Determine the number of lines containing the word "Cecil". Reply with it and nothing else.

<<<<

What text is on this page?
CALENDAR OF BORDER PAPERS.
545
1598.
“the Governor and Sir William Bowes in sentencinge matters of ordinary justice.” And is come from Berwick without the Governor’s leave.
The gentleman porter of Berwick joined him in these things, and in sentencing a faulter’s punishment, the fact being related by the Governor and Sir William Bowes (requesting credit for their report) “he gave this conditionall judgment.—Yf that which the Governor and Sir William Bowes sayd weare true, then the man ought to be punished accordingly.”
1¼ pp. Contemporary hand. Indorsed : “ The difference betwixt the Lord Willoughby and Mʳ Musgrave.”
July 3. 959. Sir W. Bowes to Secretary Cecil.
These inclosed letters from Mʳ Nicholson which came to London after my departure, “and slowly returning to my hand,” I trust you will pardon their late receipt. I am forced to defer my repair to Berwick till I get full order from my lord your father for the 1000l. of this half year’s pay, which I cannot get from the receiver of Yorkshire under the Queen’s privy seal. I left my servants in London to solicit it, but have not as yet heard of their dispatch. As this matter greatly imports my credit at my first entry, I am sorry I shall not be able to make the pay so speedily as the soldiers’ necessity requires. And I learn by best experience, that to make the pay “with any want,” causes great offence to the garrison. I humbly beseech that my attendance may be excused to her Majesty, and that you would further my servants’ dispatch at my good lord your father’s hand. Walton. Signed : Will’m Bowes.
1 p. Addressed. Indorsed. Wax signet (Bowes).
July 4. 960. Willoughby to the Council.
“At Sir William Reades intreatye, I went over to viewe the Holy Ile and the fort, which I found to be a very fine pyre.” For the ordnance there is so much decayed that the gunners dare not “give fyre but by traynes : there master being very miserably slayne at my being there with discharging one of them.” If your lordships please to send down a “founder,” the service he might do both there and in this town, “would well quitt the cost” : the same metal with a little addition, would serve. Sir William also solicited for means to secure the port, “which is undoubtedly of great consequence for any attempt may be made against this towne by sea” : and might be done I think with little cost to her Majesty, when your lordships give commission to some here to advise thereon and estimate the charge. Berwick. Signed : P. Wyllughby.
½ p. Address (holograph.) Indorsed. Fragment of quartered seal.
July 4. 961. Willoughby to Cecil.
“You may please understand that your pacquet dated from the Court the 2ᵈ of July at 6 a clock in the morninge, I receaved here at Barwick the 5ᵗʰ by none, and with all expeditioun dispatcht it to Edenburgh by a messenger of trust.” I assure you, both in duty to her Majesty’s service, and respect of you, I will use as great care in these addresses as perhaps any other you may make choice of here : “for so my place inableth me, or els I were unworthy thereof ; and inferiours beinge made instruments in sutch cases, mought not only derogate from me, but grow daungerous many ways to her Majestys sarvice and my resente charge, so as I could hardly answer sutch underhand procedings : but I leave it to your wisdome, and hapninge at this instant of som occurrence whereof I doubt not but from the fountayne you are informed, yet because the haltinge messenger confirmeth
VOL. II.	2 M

>>>>

→ TASK OUTPUT
2